Lines of data
○ ○ ○ ○

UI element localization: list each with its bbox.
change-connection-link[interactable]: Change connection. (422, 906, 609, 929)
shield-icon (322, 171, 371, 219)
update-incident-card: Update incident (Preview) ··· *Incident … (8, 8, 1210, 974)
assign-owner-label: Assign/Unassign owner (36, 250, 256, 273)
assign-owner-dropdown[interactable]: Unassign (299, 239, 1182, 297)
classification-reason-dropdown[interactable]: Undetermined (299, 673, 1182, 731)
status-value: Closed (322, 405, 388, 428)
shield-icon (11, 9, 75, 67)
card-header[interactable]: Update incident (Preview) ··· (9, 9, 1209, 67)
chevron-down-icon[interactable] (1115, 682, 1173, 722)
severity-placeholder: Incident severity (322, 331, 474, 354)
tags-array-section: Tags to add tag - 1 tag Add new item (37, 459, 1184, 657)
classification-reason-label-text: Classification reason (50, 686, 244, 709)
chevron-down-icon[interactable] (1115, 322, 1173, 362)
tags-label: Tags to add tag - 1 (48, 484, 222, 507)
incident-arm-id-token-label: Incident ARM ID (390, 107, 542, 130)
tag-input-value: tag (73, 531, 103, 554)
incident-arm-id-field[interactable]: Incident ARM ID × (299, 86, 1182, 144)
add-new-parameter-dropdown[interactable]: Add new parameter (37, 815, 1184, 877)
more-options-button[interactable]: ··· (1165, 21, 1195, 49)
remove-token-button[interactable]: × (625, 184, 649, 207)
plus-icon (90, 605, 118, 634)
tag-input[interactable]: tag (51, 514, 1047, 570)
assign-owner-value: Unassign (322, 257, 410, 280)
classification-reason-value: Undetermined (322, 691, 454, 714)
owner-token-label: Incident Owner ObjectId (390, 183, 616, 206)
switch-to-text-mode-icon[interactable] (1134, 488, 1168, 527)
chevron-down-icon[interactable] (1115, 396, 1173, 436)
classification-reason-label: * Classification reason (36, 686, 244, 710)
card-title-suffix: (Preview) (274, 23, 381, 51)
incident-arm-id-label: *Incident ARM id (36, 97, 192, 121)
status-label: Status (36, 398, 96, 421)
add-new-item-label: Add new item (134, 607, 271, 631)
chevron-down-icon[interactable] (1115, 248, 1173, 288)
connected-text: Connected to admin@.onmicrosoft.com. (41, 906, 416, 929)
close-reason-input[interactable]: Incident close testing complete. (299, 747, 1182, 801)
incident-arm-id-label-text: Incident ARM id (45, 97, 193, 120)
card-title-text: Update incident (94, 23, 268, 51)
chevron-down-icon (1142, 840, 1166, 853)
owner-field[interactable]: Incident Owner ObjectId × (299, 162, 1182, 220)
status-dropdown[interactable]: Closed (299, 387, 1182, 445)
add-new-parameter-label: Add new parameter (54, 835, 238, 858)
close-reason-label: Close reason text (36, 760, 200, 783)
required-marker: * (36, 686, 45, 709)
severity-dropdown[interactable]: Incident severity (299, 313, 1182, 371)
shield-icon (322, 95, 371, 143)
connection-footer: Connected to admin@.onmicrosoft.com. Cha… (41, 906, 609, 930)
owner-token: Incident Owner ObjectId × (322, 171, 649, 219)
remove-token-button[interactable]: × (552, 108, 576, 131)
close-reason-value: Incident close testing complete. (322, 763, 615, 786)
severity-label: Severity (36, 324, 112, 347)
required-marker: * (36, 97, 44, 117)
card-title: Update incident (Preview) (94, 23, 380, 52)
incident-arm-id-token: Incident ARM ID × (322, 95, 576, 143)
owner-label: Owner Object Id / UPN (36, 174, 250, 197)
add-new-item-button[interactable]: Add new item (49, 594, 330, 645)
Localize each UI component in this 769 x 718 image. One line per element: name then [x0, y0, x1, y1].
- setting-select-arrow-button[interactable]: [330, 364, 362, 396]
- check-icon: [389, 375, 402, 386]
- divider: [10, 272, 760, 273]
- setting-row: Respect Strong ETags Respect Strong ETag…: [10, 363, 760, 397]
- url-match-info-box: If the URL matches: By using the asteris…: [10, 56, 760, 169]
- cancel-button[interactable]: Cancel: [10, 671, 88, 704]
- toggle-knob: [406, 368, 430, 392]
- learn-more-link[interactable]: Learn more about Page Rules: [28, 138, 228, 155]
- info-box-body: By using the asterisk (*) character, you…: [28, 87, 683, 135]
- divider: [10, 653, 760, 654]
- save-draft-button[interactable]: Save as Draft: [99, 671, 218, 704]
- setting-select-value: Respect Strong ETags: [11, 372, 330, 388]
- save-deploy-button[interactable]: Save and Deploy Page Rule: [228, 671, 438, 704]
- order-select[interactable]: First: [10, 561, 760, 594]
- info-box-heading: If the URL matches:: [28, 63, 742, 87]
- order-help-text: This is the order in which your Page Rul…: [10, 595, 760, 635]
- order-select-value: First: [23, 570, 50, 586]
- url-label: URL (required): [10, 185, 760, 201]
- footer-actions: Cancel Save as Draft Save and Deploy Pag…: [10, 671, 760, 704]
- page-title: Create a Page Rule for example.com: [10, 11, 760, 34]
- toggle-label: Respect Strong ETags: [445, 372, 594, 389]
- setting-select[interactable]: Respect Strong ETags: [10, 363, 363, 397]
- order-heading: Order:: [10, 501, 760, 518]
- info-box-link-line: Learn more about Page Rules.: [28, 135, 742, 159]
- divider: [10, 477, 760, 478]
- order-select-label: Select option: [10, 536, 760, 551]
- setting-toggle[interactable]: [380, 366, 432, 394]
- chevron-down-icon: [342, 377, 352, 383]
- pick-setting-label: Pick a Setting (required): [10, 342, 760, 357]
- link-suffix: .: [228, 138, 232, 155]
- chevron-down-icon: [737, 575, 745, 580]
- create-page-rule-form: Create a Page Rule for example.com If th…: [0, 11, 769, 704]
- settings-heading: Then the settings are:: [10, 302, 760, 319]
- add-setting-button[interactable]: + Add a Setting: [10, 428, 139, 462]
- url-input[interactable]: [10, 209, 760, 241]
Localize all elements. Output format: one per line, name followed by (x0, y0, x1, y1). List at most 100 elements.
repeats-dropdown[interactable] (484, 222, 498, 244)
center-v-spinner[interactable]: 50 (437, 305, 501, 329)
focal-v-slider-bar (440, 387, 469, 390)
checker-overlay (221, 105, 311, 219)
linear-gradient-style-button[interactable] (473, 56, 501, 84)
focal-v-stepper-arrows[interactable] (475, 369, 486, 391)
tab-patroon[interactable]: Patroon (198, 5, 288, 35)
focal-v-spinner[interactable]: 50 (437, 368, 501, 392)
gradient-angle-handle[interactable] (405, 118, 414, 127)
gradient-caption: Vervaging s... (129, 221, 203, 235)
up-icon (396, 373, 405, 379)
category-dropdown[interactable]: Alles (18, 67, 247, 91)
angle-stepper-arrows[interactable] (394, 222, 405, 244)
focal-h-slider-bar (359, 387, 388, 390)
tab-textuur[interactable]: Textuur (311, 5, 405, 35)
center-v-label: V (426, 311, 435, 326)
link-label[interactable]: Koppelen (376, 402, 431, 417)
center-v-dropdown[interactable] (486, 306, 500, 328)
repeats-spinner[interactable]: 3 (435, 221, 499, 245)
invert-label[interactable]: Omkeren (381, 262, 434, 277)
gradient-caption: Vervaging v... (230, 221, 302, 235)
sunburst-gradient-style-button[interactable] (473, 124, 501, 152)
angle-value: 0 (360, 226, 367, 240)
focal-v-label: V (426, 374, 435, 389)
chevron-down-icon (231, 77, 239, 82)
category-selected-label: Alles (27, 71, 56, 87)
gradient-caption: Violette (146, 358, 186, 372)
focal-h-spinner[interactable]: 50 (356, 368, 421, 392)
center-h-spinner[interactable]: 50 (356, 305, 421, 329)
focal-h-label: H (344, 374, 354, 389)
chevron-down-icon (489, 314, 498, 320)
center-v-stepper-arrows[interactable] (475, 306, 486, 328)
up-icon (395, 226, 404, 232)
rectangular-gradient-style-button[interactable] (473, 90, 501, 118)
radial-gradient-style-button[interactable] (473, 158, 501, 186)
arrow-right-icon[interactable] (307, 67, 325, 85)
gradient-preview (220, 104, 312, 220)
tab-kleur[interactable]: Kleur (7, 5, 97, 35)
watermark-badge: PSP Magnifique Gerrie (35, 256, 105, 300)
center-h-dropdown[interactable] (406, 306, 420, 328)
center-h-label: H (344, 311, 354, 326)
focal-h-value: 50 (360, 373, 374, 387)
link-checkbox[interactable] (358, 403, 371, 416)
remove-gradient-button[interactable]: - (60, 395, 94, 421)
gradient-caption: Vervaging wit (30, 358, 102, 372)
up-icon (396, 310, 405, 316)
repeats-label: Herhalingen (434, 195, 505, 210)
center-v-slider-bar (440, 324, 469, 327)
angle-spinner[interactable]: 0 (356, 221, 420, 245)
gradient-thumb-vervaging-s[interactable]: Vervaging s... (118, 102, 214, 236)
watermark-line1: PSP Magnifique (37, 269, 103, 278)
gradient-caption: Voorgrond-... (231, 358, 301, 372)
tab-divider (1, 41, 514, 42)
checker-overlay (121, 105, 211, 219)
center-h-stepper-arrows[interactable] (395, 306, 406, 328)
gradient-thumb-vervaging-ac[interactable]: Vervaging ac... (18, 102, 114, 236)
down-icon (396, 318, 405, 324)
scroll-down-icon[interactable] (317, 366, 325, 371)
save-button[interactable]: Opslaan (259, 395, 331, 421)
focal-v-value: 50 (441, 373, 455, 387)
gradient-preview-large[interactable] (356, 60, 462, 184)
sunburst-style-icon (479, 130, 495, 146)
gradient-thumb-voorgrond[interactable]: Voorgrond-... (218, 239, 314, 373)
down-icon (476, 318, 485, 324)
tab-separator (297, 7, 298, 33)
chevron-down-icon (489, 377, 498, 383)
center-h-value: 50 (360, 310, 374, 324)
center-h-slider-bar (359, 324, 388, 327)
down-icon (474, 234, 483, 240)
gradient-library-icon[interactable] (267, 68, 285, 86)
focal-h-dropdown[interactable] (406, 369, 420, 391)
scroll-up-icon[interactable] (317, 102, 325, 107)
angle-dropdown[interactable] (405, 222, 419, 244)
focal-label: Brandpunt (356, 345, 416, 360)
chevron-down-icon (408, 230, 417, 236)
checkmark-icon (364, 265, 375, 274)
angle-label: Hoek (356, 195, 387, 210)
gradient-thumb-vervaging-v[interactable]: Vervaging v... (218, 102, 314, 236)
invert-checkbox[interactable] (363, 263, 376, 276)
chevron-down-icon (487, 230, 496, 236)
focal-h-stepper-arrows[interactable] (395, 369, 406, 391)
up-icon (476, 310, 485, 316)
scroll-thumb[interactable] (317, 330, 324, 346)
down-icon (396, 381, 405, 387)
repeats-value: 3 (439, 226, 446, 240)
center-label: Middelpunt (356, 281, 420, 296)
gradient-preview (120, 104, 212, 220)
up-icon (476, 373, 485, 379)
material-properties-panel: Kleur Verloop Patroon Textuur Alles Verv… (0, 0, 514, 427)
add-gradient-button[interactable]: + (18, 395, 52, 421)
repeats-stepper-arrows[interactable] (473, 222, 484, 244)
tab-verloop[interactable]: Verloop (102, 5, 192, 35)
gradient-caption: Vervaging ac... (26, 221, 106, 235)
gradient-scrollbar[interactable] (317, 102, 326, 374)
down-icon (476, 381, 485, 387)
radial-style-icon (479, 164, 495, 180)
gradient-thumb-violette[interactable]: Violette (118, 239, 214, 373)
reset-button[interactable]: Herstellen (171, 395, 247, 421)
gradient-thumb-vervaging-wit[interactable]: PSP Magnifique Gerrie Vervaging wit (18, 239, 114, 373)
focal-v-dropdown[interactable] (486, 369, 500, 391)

○ ○ ○ ○

> [SET TASK] How many lines of the records contain the string "Violette"? Reply with the number alone.

> [FINAL RESULT] 2